Stored items from a collection
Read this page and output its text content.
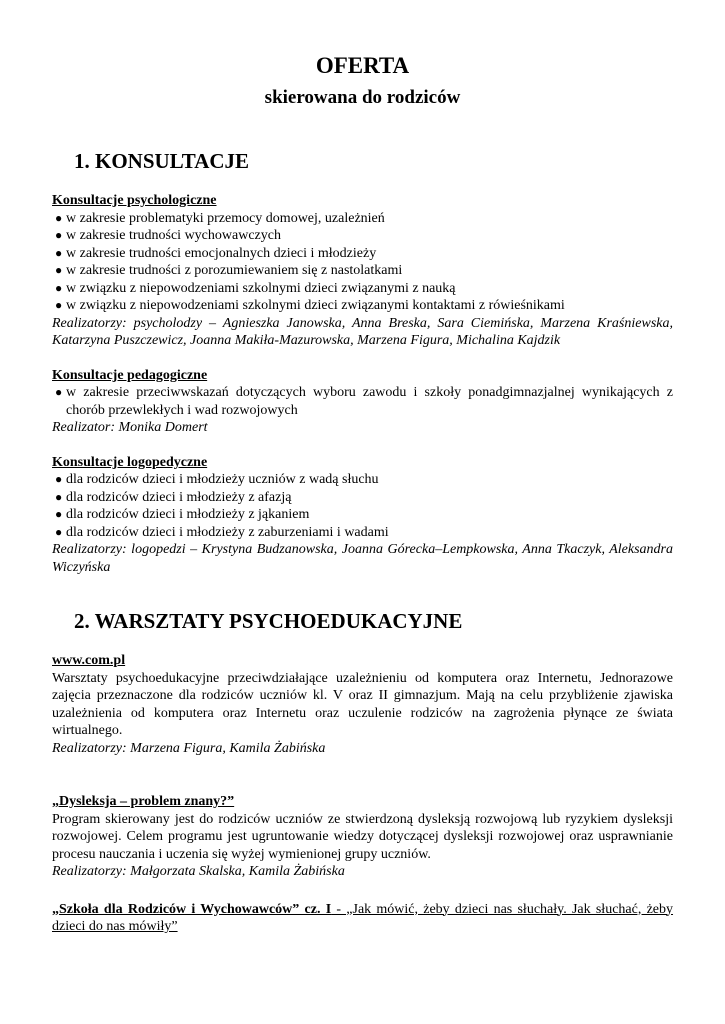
OFERTA
skierowana do rodziców
1. KONSULTACJE

Konsultacje psychologiczne

● w zakresie problematyki przemocy domowej, uzależnień
● w zakresie trudności wychowawczych
● w zakresie trudności emocjonalnych dzieci i młodzieży
● w zakresie trudności z porozumiewaniem się z nastolatkami
● w związku z niepowodzeniami szkolnymi dzieci związanymi z nauką
● w związku z niepowodzeniami szkolnymi dzieci związanymi kontaktami z rówieśnikami

Realizatorzy: psycholodzy – Agnieszka Janowska, Anna Breska, Sara Ciemińska, Marzena Kraśniewska, Katarzyna Puszczewicz, Joanna Makiła-Mazurowska, Marzena Figura, Michalina Kajdzik

Konsultacje pedagogiczne

● w zakresie przeciwwskazań dotyczących wyboru zawodu i szkoły ponadgimnazjalnej wynikających z chorób przewlekłych i wad rozwojowych

Realizator: Monika Domert

Konsultacje logopedyczne

● dla rodziców dzieci i młodzieży uczniów z wadą słuchu
● dla rodziców dzieci i młodzieży z afazją
● dla rodziców dzieci i młodzieży z jąkaniem
● dla rodziców dzieci i młodzieży z zaburzeniami i wadami

Realizatorzy: logopedzi – Krystyna Budzanowska, Joanna Górecka–Lempkowska, Anna Tkaczyk, Aleksandra Wiczyńska

2. WARSZTATY PSYCHOEDUKACYJNE

www.com.pl

Warsztaty psychoedukacyjne przeciwdziałające uzależnieniu od komputera oraz Internetu, Jednorazowe zajęcia przeznaczone dla rodziców uczniów kl. V oraz II gimnazjum. Mają na celu przybliżenie zjawiska uzależnienia od komputera oraz Internetu oraz uczulenie rodziców na zagrożenia płynące ze świata wirtualnego.

Realizatorzy: Marzena Figura, Kamila Żabińska

„Dysleksja – problem znany?”

Program skierowany jest do rodziców uczniów ze stwierdzoną dysleksją rozwojową lub ryzykiem dysleksji rozwojowej. Celem programu jest ugruntowanie wiedzy dotyczącej dysleksji rozwojowej oraz usprawnianie procesu nauczania i uczenia się wyżej wymienionej grupy uczniów.

Realizatorzy: Małgorzata Skalska, Kamila Żabińska

„Szkoła dla Rodziców i Wychowawców” cz. I - „Jak mówić, żeby dzieci nas słuchały. Jak słuchać, żeby dzieci do nas mówiły”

> [Do this]
Point out every line holding the string "szkolnymi" and copy it.

> [Reply]
● w związku z niepowodzeniami szkolnymi dzieci związanymi z nauką
● w związku z niepowodzeniami szkolnymi dzieci związanymi kontaktami z rówieśnikami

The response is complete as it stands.